_Task instructions:_ Each line from the one that contains "Output a JSON object describing the text" to the end of the material must be set down exactly, and no line before it.

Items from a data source

☆ ☆ ☆

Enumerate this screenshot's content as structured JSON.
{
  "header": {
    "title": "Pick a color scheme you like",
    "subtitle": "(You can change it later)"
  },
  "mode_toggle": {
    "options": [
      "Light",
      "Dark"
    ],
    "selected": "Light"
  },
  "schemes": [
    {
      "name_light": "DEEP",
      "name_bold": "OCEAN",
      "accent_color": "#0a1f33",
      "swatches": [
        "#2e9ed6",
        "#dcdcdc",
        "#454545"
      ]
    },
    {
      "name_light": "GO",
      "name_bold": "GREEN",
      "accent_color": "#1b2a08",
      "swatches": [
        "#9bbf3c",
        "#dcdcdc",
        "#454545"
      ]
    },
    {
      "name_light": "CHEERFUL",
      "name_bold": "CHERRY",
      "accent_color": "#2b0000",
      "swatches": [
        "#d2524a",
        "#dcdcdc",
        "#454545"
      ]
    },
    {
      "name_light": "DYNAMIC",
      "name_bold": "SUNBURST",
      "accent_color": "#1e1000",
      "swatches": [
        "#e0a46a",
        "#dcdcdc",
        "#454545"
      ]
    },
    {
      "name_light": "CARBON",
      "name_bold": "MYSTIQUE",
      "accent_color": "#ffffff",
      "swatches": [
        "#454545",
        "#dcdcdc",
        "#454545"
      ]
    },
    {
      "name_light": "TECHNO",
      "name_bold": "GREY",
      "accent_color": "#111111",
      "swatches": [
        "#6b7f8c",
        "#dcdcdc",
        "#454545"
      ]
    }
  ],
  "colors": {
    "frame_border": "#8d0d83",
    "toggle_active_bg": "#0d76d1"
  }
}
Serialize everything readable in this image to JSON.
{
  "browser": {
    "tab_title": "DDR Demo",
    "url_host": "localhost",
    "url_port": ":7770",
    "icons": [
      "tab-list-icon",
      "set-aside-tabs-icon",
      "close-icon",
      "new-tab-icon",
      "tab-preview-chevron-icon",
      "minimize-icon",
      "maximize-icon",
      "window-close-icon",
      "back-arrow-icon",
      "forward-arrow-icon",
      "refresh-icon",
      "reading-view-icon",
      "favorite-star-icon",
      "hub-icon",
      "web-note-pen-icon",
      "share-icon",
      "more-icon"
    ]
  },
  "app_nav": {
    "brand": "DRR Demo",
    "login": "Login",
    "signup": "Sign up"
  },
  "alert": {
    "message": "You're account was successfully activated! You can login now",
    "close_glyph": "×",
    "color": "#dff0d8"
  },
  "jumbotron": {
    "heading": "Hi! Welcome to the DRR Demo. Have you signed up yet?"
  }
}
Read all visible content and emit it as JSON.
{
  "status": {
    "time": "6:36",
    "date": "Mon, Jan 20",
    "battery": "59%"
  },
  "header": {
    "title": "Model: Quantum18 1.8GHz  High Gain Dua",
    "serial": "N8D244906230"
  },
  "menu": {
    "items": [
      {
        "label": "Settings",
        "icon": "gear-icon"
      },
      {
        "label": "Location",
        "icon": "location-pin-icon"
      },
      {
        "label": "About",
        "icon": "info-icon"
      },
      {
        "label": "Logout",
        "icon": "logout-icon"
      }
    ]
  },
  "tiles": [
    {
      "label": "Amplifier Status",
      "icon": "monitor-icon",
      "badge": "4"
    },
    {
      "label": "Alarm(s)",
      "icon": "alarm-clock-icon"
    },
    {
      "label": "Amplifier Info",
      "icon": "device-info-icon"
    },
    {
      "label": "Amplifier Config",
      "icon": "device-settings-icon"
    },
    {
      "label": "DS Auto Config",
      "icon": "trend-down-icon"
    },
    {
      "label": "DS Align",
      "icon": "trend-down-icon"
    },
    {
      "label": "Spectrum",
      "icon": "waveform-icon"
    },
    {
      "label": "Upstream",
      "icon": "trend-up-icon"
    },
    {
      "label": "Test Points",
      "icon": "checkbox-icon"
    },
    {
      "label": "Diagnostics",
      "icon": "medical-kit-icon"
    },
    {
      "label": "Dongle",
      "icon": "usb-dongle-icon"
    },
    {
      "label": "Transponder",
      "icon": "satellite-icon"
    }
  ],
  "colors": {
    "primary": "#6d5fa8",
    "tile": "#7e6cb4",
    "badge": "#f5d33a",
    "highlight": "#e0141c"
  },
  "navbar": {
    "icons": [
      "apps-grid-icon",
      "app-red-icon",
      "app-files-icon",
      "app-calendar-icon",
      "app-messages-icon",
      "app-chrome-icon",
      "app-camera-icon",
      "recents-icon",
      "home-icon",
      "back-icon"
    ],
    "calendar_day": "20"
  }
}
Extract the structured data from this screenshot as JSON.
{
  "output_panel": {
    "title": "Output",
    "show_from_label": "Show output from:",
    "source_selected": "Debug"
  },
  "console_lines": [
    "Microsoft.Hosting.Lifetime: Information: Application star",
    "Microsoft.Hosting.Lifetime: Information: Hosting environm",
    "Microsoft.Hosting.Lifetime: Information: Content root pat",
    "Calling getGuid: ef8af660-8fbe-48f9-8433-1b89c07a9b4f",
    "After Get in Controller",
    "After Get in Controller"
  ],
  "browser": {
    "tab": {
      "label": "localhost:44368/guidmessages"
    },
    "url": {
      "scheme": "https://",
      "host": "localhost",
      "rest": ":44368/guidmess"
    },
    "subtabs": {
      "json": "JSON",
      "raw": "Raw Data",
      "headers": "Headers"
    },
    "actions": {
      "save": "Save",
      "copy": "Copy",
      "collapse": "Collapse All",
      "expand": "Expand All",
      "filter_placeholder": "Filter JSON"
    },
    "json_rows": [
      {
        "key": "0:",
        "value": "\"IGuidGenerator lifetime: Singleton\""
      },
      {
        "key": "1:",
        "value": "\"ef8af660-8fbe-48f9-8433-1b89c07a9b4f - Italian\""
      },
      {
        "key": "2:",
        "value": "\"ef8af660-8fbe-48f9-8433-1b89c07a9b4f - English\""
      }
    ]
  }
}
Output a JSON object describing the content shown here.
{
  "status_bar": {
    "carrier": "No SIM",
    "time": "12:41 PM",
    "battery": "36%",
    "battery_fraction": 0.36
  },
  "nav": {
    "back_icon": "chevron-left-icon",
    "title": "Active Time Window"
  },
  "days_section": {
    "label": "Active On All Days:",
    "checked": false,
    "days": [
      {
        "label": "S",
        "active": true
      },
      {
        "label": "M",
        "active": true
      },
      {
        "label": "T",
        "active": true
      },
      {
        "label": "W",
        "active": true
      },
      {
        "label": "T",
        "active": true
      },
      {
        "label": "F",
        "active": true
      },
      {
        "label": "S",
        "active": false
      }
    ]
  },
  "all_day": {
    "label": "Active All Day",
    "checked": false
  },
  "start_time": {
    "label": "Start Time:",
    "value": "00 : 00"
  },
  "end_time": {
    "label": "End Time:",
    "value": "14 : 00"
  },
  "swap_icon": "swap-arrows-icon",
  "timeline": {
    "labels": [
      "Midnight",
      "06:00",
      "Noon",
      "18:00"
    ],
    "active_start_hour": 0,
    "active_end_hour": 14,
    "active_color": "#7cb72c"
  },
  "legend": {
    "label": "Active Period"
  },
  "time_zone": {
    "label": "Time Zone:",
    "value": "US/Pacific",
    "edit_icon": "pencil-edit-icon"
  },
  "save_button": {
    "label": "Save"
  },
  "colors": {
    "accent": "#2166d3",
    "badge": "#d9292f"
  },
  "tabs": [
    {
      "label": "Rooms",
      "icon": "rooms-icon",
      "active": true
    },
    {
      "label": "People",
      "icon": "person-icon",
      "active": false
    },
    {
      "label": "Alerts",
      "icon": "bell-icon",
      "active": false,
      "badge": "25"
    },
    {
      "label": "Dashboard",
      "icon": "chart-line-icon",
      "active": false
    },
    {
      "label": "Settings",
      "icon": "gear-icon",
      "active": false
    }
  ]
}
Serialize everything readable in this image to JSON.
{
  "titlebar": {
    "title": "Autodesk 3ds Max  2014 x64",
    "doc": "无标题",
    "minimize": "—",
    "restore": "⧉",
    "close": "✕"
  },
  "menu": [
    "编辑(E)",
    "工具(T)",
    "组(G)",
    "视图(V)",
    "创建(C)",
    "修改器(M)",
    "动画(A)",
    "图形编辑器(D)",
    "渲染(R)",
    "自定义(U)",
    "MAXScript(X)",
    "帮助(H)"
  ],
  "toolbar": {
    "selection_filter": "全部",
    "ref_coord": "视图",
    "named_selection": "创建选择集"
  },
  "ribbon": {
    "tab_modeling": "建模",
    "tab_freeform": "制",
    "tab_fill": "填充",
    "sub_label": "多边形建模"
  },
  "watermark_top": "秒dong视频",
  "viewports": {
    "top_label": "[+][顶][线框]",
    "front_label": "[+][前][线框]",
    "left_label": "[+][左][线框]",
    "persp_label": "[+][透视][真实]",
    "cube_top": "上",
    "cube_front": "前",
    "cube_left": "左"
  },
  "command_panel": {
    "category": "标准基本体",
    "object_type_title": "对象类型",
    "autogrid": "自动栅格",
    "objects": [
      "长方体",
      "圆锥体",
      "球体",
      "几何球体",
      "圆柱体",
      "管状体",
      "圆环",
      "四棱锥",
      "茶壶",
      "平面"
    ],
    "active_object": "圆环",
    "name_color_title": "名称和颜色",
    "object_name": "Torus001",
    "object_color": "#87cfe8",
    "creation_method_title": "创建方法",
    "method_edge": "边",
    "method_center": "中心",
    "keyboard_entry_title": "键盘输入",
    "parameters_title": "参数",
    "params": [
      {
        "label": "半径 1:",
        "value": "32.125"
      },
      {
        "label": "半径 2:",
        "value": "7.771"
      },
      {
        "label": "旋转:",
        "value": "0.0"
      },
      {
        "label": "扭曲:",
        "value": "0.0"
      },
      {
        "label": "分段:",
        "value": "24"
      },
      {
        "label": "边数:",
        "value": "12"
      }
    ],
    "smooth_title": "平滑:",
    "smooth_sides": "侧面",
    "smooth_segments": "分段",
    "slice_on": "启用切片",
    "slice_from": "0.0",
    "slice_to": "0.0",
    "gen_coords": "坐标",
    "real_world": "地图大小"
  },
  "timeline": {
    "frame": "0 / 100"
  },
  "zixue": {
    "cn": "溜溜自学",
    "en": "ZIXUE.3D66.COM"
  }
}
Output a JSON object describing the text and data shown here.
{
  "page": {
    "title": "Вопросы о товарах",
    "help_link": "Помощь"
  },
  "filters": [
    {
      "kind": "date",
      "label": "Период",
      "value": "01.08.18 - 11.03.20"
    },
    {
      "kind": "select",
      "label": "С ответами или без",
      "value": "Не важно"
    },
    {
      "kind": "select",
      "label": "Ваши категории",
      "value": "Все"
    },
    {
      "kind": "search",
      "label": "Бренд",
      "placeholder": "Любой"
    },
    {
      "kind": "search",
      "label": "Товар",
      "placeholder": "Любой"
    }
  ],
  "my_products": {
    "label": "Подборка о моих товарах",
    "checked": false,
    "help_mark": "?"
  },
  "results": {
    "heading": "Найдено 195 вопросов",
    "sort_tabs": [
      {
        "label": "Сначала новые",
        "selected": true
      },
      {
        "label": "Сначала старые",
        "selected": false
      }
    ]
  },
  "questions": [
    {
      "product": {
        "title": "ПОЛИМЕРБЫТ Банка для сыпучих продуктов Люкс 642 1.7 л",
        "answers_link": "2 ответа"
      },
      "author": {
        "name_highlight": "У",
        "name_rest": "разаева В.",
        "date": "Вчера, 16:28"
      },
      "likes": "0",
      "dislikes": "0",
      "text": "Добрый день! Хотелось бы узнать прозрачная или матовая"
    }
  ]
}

☆ ☆ ☆

_Result for this task:_
Output a JSON object describing the text and data shown here.
{
  "page": {
    "title": "Вопросы о товарах",
    "help_link": "Помощь"
  },
  "filters": [
    {
      "kind": "date",
      "label": "Период",
      "value": "01.08.18 - 11.03.20"
    },
    {
      "kind": "select",
      "label": "С ответами или без",
      "value": "Не важно"
    },
    {
      "kind": "select",
      "label": "Ваши категории",
      "value": "Все"
    },
    {
      "kind": "search",
      "label": "Бренд",
      "placeholder": "Любой"
    },
    {
      "kind": "search",
      "label": "Товар",
      "placeholder": "Любой"
    }
  ],
  "my_products": {
    "label": "Подборка о моих товарах",
    "checked": false,
    "help_mark": "?"
  },
  "results": {
    "heading": "Найдено 195 вопросов",
    "sort_tabs": [
      {
        "label": "Сначала новые",
        "selected": true
      },
      {
        "label": "Сначала старые",
        "selected": false
      }
    ]
  },
  "questions": [
    {
      "product": {
        "title": "ПОЛИМЕРБЫТ Банка для сыпучих продуктов Люкс 642 1.7 л",
        "answers_link": "2 ответа"
      },
      "author": {
        "name_highlight": "У",
        "name_rest": "разаева В.",
        "date": "Вчера, 16:28"
      },
      "likes": "0",
      "dislikes": "0",
      "text": "Добрый день! Хотелось бы узнать прозрачная или матовая"
    }
  ]
}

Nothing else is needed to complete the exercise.